◆ **Exercise requirements**: To complete the exercise, write out all the data exactly.

═══ Material supplied

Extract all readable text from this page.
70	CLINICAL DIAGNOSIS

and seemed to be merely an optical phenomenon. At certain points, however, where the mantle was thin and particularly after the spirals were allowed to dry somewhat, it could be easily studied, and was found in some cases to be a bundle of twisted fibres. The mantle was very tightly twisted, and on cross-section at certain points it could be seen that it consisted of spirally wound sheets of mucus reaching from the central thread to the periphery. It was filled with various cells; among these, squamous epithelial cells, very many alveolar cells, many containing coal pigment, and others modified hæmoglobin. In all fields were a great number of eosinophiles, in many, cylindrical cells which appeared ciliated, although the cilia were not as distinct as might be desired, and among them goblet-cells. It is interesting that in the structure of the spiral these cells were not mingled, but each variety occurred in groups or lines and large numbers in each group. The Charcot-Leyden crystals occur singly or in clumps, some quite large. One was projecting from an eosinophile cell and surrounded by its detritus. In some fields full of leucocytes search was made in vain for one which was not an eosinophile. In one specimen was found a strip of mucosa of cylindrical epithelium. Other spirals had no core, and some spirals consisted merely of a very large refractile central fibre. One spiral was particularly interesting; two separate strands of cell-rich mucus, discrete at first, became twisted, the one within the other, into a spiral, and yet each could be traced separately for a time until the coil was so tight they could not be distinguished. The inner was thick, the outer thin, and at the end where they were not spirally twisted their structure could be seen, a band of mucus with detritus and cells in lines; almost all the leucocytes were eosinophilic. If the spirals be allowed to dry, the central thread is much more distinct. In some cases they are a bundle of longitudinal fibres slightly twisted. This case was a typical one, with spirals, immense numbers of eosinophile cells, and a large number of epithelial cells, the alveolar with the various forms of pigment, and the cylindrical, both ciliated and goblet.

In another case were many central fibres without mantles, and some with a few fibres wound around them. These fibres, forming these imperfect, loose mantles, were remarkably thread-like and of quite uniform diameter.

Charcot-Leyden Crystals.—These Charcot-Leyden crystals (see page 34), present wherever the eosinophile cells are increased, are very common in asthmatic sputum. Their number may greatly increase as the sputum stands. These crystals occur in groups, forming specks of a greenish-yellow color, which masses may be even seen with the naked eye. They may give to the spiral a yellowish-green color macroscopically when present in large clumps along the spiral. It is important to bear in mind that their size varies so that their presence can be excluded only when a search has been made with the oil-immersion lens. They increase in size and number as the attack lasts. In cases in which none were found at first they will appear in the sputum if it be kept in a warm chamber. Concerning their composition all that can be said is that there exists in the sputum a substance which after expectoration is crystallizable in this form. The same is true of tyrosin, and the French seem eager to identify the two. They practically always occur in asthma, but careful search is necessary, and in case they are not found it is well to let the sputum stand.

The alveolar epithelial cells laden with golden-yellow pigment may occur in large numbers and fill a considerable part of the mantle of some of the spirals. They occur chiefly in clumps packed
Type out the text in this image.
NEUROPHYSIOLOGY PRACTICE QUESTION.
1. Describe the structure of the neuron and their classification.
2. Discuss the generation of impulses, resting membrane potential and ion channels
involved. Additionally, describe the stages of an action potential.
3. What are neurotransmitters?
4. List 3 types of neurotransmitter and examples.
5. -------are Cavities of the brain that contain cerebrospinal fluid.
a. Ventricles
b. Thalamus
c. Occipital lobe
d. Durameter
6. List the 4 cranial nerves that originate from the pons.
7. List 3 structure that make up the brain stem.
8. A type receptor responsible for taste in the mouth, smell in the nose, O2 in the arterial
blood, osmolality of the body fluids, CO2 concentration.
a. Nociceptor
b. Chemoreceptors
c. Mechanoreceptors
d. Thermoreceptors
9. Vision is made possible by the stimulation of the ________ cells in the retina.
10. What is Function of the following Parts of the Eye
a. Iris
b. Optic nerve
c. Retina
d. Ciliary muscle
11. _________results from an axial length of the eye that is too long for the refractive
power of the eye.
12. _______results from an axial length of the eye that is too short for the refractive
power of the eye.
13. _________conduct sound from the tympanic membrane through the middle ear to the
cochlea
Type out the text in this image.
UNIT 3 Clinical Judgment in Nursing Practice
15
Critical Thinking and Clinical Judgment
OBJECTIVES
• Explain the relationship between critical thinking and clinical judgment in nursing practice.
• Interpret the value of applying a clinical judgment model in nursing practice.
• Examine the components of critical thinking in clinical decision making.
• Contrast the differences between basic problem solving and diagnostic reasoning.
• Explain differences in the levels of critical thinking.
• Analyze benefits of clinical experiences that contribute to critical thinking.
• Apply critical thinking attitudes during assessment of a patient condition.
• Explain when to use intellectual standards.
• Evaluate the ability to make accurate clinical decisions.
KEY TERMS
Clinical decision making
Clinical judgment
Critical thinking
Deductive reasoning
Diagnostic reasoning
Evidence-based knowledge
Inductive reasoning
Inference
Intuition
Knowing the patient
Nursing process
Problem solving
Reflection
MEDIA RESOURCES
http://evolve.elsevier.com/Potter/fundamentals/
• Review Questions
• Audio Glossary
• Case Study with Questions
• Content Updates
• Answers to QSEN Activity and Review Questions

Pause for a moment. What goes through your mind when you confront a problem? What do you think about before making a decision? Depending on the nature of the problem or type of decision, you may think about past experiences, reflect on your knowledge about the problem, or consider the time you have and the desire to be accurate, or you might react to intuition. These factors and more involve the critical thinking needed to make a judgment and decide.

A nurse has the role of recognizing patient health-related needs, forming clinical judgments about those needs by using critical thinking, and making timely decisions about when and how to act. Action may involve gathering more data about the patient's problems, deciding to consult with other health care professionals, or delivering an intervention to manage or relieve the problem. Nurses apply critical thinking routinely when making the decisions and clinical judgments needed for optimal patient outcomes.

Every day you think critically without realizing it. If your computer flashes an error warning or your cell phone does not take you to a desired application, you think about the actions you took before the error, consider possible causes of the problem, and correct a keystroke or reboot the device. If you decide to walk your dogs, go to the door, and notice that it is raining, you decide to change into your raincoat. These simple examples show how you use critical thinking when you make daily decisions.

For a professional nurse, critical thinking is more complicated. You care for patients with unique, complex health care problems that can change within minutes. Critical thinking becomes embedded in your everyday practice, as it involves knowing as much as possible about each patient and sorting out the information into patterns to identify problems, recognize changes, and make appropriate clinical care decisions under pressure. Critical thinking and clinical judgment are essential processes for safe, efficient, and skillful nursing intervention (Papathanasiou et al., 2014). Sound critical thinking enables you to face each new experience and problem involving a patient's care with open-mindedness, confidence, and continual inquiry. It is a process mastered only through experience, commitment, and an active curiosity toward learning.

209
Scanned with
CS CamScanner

══════

◆ **Solved exercise**:
Extract all readable text from this page.
70	CLINICAL DIAGNOSIS

and seemed to be merely an optical phenomenon. At certain points, however, where the mantle was thin and particularly after the spirals were allowed to dry somewhat, it could be easily studied, and was found in some cases to be a bundle of twisted fibres. The mantle was very tightly twisted, and on cross-section at certain points it could be seen that it consisted of spirally wound sheets of mucus reaching from the central thread to the periphery. It was filled with various cells; among these, squamous epithelial cells, very many alveolar cells, many containing coal pigment, and others modified hæmoglobin. In all fields were a great number of eosinophiles, in many, cylindrical cells which appeared ciliated, although the cilia were not as distinct as might be desired, and among them goblet-cells. It is interesting that in the structure of the spiral these cells were not mingled, but each variety occurred in groups or lines and large numbers in each group. The Charcot-Leyden crystals occur singly or in clumps, some quite large. One was projecting from an eosinophile cell and surrounded by its detritus. In some fields full of leucocytes search was made in vain for one which was not an eosinophile. In one specimen was found a strip of mucosa of cylindrical epithelium. Other spirals had no core, and some spirals consisted merely of a very large refractile central fibre. One spiral was particularly interesting; two separate strands of cell-rich mucus, discrete at first, became twisted, the one within the other, into a spiral, and yet each could be traced separately for a time until the coil was so tight they could not be distinguished. The inner was thick, the outer thin, and at the end where they were not spirally twisted their structure could be seen, a band of mucus with detritus and cells in lines; almost all the leucocytes were eosinophilic. If the spirals be allowed to dry, the central thread is much more distinct. In some cases they are a bundle of longitudinal fibres slightly twisted. This case was a typical one, with spirals, immense numbers of eosinophile cells, and a large number of epithelial cells, the alveolar with the various forms of pigment, and the cylindrical, both ciliated and goblet.

In another case were many central fibres without mantles, and some with a few fibres wound around them. These fibres, forming these imperfect, loose mantles, were remarkably thread-like and of quite uniform diameter.

Charcot-Leyden Crystals.—These Charcot-Leyden crystals (see page 34), present wherever the eosinophile cells are increased, are very common in asthmatic sputum. Their number may greatly increase as the sputum stands. These crystals occur in groups, forming specks of a greenish-yellow color, which masses may be even seen with the naked eye. They may give to the spiral a yellowish-green color macroscopically when present in large clumps along the spiral. It is important to bear in mind that their size varies so that their presence can be excluded only when a search has been made with the oil-immersion lens. They increase in size and number as the attack lasts. In cases in which none were found at first they will appear in the sputum if it be kept in a warm chamber. Concerning their composition all that can be said is that there exists in the sputum a substance which after expectoration is crystallizable in this form. The same is true of tyrosin, and the French seem eager to identify the two. They practically always occur in asthma, but careful search is necessary, and in case they are not found it is well to let the sputum stand.

The alveolar epithelial cells laden with golden-yellow pigment may occur in large numbers and fill a considerable part of the mantle of some of the spirals. They occur chiefly in clumps packed
Type out the text in this image.
NEUROPHYSIOLOGY PRACTICE QUESTION.
1. Describe the structure of the neuron and their classification.
2. Discuss the generation of impulses, resting membrane potential and ion channels
involved. Additionally, describe the stages of an action potential.
3. What are neurotransmitters?
4. List 3 types of neurotransmitter and examples.
5. -------are Cavities of the brain that contain cerebrospinal fluid.
a. Ventricles
b. Thalamus
c. Occipital lobe
d. Durameter
6. List the 4 cranial nerves that originate from the pons.
7. List 3 structure that make up the brain stem.
8. A type receptor responsible for taste in the mouth, smell in the nose, O2 in the arterial
blood, osmolality of the body fluids, CO2 concentration.
a. Nociceptor
b. Chemoreceptors
c. Mechanoreceptors
d. Thermoreceptors
9. Vision is made possible by the stimulation of the ________ cells in the retina.
10. What is Function of the following Parts of the Eye
a. Iris
b. Optic nerve
c. Retina
d. Ciliary muscle
11. _________results from an axial length of the eye that is too long for the refractive
power of the eye.
12. _______results from an axial length of the eye that is too short for the refractive
power of the eye.
13. _________conduct sound from the tympanic membrane through the middle ear to the
cochlea
Type out the text in this image.
UNIT 3 Clinical Judgment in Nursing Practice
15
Critical Thinking and Clinical Judgment
OBJECTIVES
• Explain the relationship between critical thinking and clinical judgment in nursing practice.
• Interpret the value of applying a clinical judgment model in nursing practice.
• Examine the components of critical thinking in clinical decision making.
• Contrast the differences between basic problem solving and diagnostic reasoning.
• Explain differences in the levels of critical thinking.
• Analyze benefits of clinical experiences that contribute to critical thinking.
• Apply critical thinking attitudes during assessment of a patient condition.
• Explain when to use intellectual standards.
• Evaluate the ability to make accurate clinical decisions.
KEY TERMS
Clinical decision making
Clinical judgment
Critical thinking
Deductive reasoning
Diagnostic reasoning
Evidence-based knowledge
Inductive reasoning
Inference
Intuition
Knowing the patient
Nursing process
Problem solving
Reflection
MEDIA RESOURCES
http://evolve.elsevier.com/Potter/fundamentals/
• Review Questions
• Audio Glossary
• Case Study with Questions
• Content Updates
• Answers to QSEN Activity and Review Questions

Pause for a moment. What goes through your mind when you confront a problem? What do you think about before making a decision? Depending on the nature of the problem or type of decision, you may think about past experiences, reflect on your knowledge about the problem, or consider the time you have and the desire to be accurate, or you might react to intuition. These factors and more involve the critical thinking needed to make a judgment and decide.

A nurse has the role of recognizing patient health-related needs, forming clinical judgments about those needs by using critical thinking, and making timely decisions about when and how to act. Action may involve gathering more data about the patient's problems, deciding to consult with other health care professionals, or delivering an intervention to manage or relieve the problem. Nurses apply critical thinking routinely when making the decisions and clinical judgments needed for optimal patient outcomes.

Every day you think critically without realizing it. If your computer flashes an error warning or your cell phone does not take you to a desired application, you think about the actions you took before the error, consider possible causes of the problem, and correct a keystroke or reboot the device. If you decide to walk your dogs, go to the door, and notice that it is raining, you decide to change into your raincoat. These simple examples show how you use critical thinking when you make daily decisions.

For a professional nurse, critical thinking is more complicated. You care for patients with unique, complex health care problems that can change within minutes. Critical thinking becomes embedded in your everyday practice, as it involves knowing as much as possible about each patient and sorting out the information into patterns to identify problems, recognize changes, and make appropriate clinical care decisions under pressure. Critical thinking and clinical judgment are essential processes for safe, efficient, and skillful nursing intervention (Papathanasiou et al., 2014). Sound critical thinking enables you to face each new experience and problem involving a patient's care with open-mindedness, confidence, and continual inquiry. It is a process mastered only through experience, commitment, and an active curiosity toward learning.

209
Scanned with
CS CamScanner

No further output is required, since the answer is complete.